Prompt |
Omit the pictures, then write out every entry exactly as it reads.

====================

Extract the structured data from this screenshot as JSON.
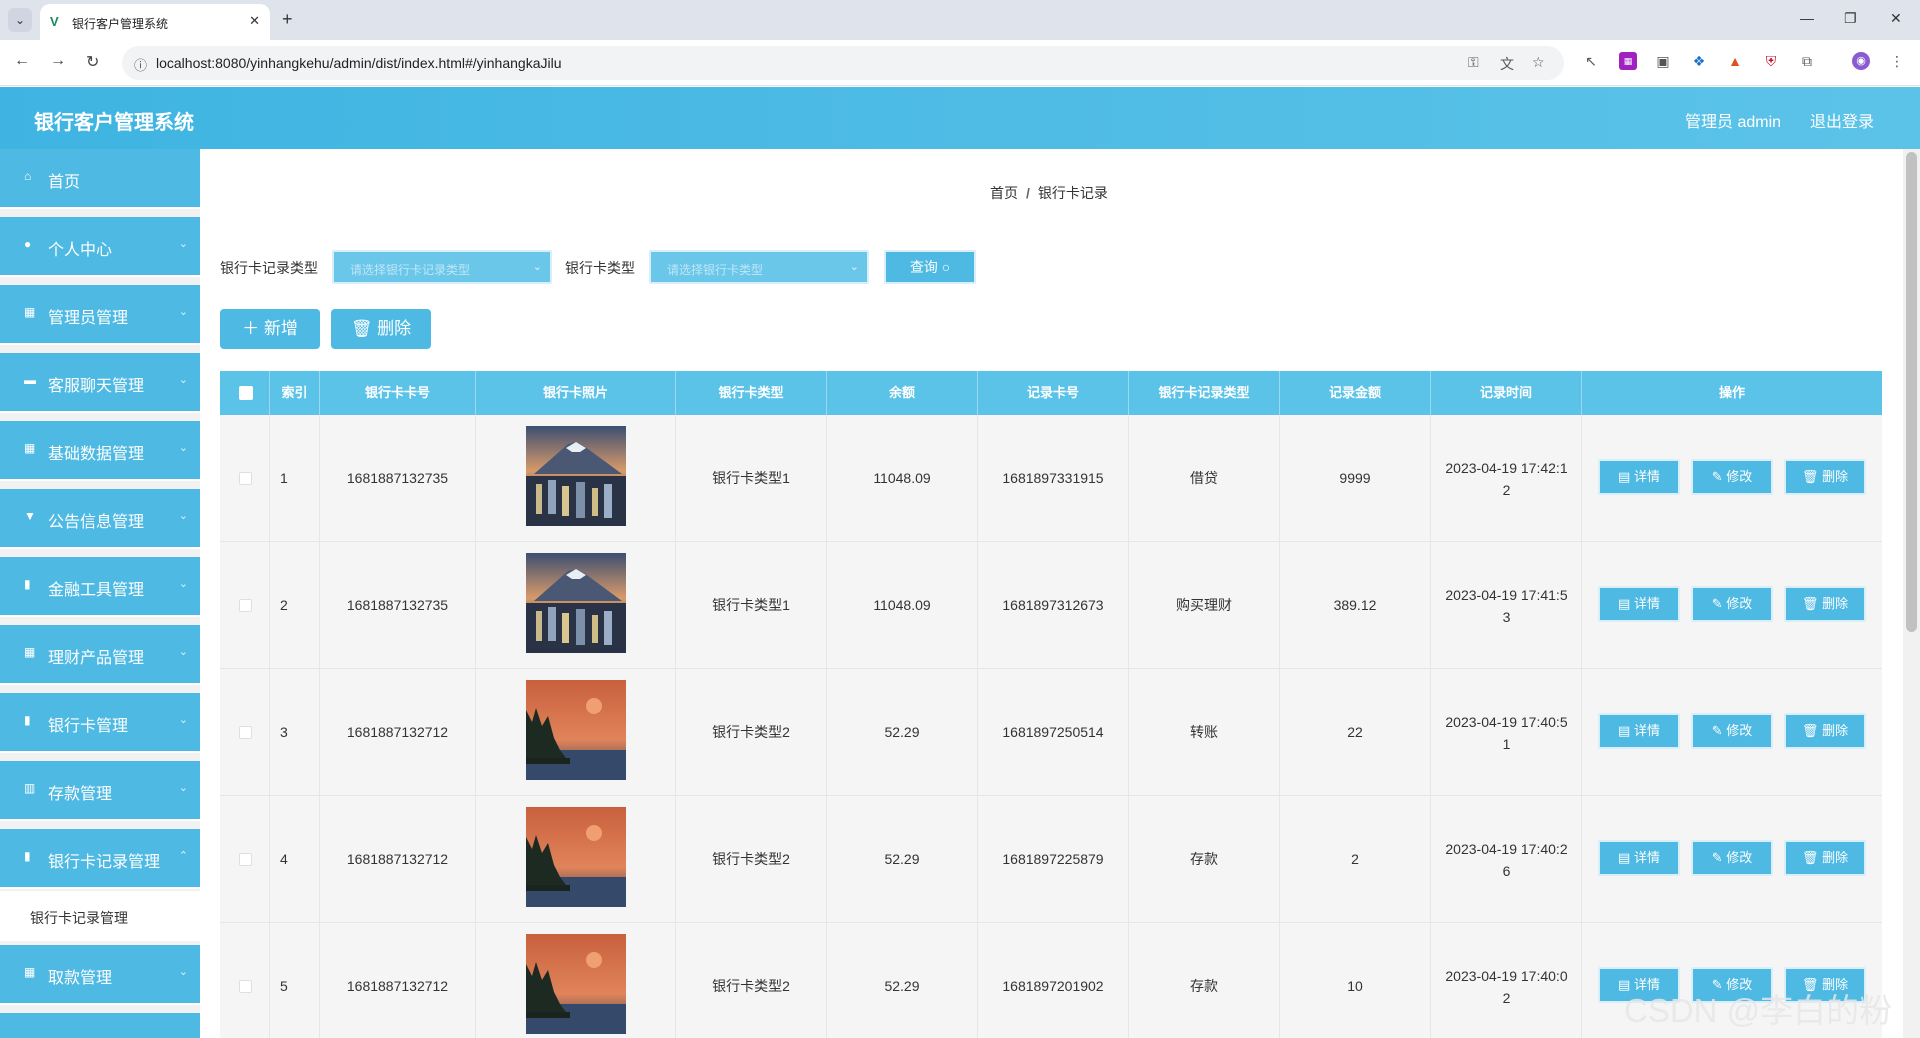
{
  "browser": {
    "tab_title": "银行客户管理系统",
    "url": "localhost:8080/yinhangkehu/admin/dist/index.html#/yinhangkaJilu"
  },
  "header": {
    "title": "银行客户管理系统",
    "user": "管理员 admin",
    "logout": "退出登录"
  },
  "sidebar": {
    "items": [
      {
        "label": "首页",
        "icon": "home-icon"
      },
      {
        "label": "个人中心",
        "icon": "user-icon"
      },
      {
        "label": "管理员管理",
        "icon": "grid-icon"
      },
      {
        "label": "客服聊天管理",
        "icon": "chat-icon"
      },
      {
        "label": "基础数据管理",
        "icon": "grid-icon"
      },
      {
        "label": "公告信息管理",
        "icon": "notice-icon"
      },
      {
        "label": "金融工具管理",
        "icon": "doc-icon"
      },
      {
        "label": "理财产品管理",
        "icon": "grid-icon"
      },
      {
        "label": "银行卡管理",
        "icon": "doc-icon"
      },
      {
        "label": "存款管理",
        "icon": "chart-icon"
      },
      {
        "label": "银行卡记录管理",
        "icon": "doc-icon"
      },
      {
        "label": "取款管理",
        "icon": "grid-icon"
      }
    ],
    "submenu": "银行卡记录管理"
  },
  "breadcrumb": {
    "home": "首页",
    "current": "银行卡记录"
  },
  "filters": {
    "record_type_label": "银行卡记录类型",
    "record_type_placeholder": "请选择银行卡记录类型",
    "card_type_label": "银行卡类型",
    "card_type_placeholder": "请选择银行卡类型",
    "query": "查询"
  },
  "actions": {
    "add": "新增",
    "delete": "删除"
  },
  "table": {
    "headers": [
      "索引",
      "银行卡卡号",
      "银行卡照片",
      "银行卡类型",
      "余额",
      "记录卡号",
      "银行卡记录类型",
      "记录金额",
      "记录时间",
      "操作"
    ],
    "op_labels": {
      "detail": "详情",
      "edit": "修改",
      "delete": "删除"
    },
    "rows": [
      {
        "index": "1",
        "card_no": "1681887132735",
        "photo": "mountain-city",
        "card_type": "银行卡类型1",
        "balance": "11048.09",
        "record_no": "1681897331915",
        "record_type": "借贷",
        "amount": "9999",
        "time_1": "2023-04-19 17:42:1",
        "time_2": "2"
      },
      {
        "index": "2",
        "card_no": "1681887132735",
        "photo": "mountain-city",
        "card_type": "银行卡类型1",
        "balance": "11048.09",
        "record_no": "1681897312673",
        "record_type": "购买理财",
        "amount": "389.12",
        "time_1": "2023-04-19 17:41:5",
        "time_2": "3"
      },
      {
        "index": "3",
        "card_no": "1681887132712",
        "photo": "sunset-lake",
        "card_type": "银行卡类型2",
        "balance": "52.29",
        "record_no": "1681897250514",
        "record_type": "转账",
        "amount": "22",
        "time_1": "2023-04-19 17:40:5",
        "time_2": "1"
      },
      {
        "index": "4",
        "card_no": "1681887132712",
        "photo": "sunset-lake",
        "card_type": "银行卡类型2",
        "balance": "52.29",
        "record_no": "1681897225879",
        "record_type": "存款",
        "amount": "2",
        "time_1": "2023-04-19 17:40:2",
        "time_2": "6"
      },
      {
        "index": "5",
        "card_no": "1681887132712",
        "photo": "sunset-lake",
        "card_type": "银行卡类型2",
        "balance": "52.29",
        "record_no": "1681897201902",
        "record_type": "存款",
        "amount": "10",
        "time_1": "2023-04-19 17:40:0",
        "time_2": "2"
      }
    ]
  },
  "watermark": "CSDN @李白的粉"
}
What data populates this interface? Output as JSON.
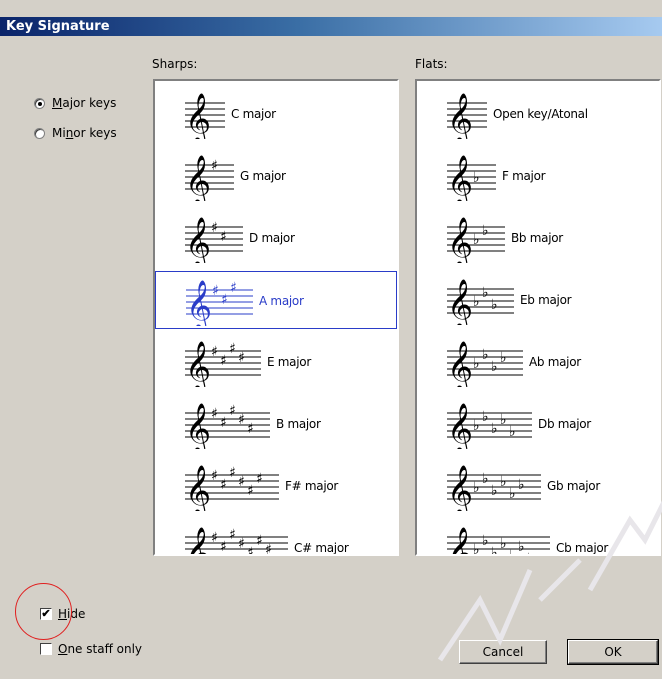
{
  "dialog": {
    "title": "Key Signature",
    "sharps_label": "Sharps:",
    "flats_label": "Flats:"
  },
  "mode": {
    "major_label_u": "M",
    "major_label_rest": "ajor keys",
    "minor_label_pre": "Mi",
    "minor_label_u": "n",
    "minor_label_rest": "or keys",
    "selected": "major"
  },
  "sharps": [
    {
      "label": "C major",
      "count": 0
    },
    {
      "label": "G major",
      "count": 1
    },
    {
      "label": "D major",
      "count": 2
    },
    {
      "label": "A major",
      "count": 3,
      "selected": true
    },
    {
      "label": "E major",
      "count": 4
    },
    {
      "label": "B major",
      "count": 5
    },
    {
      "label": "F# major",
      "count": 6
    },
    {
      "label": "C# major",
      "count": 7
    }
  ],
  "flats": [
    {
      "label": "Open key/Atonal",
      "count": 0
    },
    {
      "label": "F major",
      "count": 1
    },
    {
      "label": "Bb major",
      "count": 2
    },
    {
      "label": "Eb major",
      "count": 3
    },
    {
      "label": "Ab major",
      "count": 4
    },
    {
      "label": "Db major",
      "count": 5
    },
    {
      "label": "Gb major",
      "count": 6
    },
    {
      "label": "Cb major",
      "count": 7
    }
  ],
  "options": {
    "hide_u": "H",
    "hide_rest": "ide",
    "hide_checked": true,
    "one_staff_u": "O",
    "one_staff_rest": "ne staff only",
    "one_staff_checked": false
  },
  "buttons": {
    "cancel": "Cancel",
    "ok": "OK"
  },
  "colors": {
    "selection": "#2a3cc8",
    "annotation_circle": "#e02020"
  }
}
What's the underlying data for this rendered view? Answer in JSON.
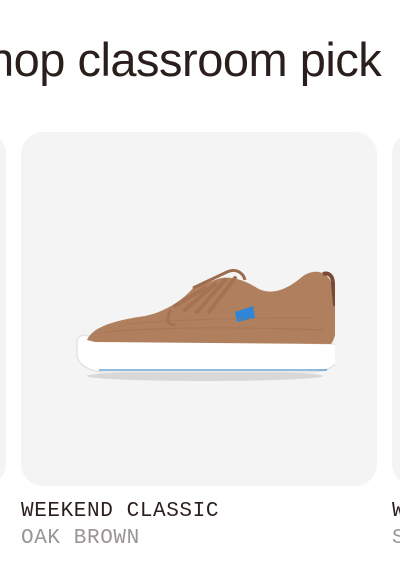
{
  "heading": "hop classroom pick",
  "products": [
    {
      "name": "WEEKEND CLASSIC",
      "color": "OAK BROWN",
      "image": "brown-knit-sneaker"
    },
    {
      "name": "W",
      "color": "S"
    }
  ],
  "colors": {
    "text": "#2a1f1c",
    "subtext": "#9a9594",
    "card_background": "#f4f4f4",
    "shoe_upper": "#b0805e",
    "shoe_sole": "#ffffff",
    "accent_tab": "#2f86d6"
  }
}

====================

Exercise output |
Extract the structured data from this screenshot as JSON.
{
  "browser": {
    "tab_title": "银行客户管理系统",
    "url": "localhost:8080/yinhangkehu/admin/dist/index.html#/yinhangkaJilu"
  },
  "header": {
    "title": "银行客户管理系统",
    "user": "管理员 admin",
    "logout": "退出登录"
  },
  "sidebar": {
    "items": [
      {
        "label": "首页",
        "icon": "home-icon"
      },
      {
        "label": "个人中心",
        "icon": "user-icon"
      },
      {
        "label": "管理员管理",
        "icon": "grid-icon"
      },
      {
        "label": "客服聊天管理",
        "icon": "chat-icon"
      },
      {
        "label": "基础数据管理",
        "icon": "grid-icon"
      },
      {
        "label": "公告信息管理",
        "icon": "notice-icon"
      },
      {
        "label": "金融工具管理",
        "icon": "doc-icon"
      },
      {
        "label": "理财产品管理",
        "icon": "grid-icon"
      },
      {
        "label": "银行卡管理",
        "icon": "doc-icon"
      },
      {
        "label": "存款管理",
        "icon": "chart-icon"
      },
      {
        "label": "银行卡记录管理",
        "icon": "doc-icon"
      },
      {
        "label": "取款管理",
        "icon": "grid-icon"
      }
    ],
    "submenu": "银行卡记录管理"
  },
  "breadcrumb": {
    "home": "首页",
    "current": "银行卡记录"
  },
  "filters": {
    "record_type_label": "银行卡记录类型",
    "record_type_placeholder": "请选择银行卡记录类型",
    "card_type_label": "银行卡类型",
    "card_type_placeholder": "请选择银行卡类型",
    "query": "查询"
  },
  "actions": {
    "add": "新增",
    "delete": "删除"
  },
  "table": {
    "headers": [
      "索引",
      "银行卡卡号",
      "银行卡照片",
      "银行卡类型",
      "余额",
      "记录卡号",
      "银行卡记录类型",
      "记录金额",
      "记录时间",
      "操作"
    ],
    "op_labels": {
      "detail": "详情",
      "edit": "修改",
      "delete": "删除"
    },
    "rows": [
      {
        "index": "1",
        "card_no": "1681887132735",
        "photo": "mountain-city",
        "card_type": "银行卡类型1",
        "balance": "11048.09",
        "record_no": "1681897331915",
        "record_type": "借贷",
        "amount": "9999",
        "time_1": "2023-04-19 17:42:1",
        "time_2": "2"
      },
      {
        "index": "2",
        "card_no": "1681887132735",
        "photo": "mountain-city",
        "card_type": "银行卡类型1",
        "balance": "11048.09",
        "record_no": "1681897312673",
        "record_type": "购买理财",
        "amount": "389.12",
        "time_1": "2023-04-19 17:41:5",
        "time_2": "3"
      },
      {
        "index": "3",
        "card_no": "1681887132712",
        "photo": "sunset-lake",
        "card_type": "银行卡类型2",
        "balance": "52.29",
        "record_no": "1681897250514",
        "record_type": "转账",
        "amount": "22",
        "time_1": "2023-04-19 17:40:5",
        "time_2": "1"
      },
      {
        "index": "4",
        "card_no": "1681887132712",
        "photo": "sunset-lake",
        "card_type": "银行卡类型2",
        "balance": "52.29",
        "record_no": "1681897225879",
        "record_type": "存款",
        "amount": "2",
        "time_1": "2023-04-19 17:40:2",
        "time_2": "6"
      },
      {
        "index": "5",
        "card_no": "1681887132712",
        "photo": "sunset-lake",
        "card_type": "银行卡类型2",
        "balance": "52.29",
        "record_no": "1681897201902",
        "record_type": "存款",
        "amount": "10",
        "time_1": "2023-04-19 17:40:0",
        "time_2": "2"
      }
    ]
  },
  "watermark": "CSDN @李白的粉"
}
What data populates this interface? Output as JSON.
{
  "dialog": {
    "title": "Key Signature",
    "sharps_label": "Sharps:",
    "flats_label": "Flats:"
  },
  "mode": {
    "major_label_u": "M",
    "major_label_rest": "ajor keys",
    "minor_label_pre": "Mi",
    "minor_label_u": "n",
    "minor_label_rest": "or keys",
    "selected": "major"
  },
  "sharps": [
    {
      "label": "C major",
      "count": 0
    },
    {
      "label": "G major",
      "count": 1
    },
    {
      "label": "D major",
      "count": 2
    },
    {
      "label": "A major",
      "count": 3,
      "selected": true
    },
    {
      "label": "E major",
      "count": 4
    },
    {
      "label": "B major",
      "count": 5
    },
    {
      "label": "F# major",
      "count": 6
    },
    {
      "label": "C# major",
      "count": 7
    }
  ],
  "flats": [
    {
      "label": "Open key/Atonal",
      "count": 0
    },
    {
      "label": "F major",
      "count": 1
    },
    {
      "label": "Bb major",
      "count": 2
    },
    {
      "label": "Eb major",
      "count": 3
    },
    {
      "label": "Ab major",
      "count": 4
    },
    {
      "label": "Db major",
      "count": 5
    },
    {
      "label": "Gb major",
      "count": 6
    },
    {
      "label": "Cb major",
      "count": 7
    }
  ],
  "options": {
    "hide_u": "H",
    "hide_rest": "ide",
    "hide_checked": true,
    "one_staff_u": "O",
    "one_staff_rest": "ne staff only",
    "one_staff_checked": false
  },
  "buttons": {
    "cancel": "Cancel",
    "ok": "OK"
  },
  "colors": {
    "selection": "#2a3cc8",
    "annotation_circle": "#e02020"
  }
}
What's the underlying data for this rendered view? Answer in JSON.
{
  "heading": "hop classroom pick",
  "products": [
    {
      "name": "WEEKEND CLASSIC",
      "color": "OAK BROWN",
      "image": "brown-knit-sneaker"
    },
    {
      "name": "W",
      "color": "S"
    }
  ],
  "colors": {
    "text": "#2a1f1c",
    "subtext": "#9a9594",
    "card_background": "#f4f4f4",
    "shoe_upper": "#b0805e",
    "shoe_sole": "#ffffff",
    "accent_tab": "#2f86d6"
  }
}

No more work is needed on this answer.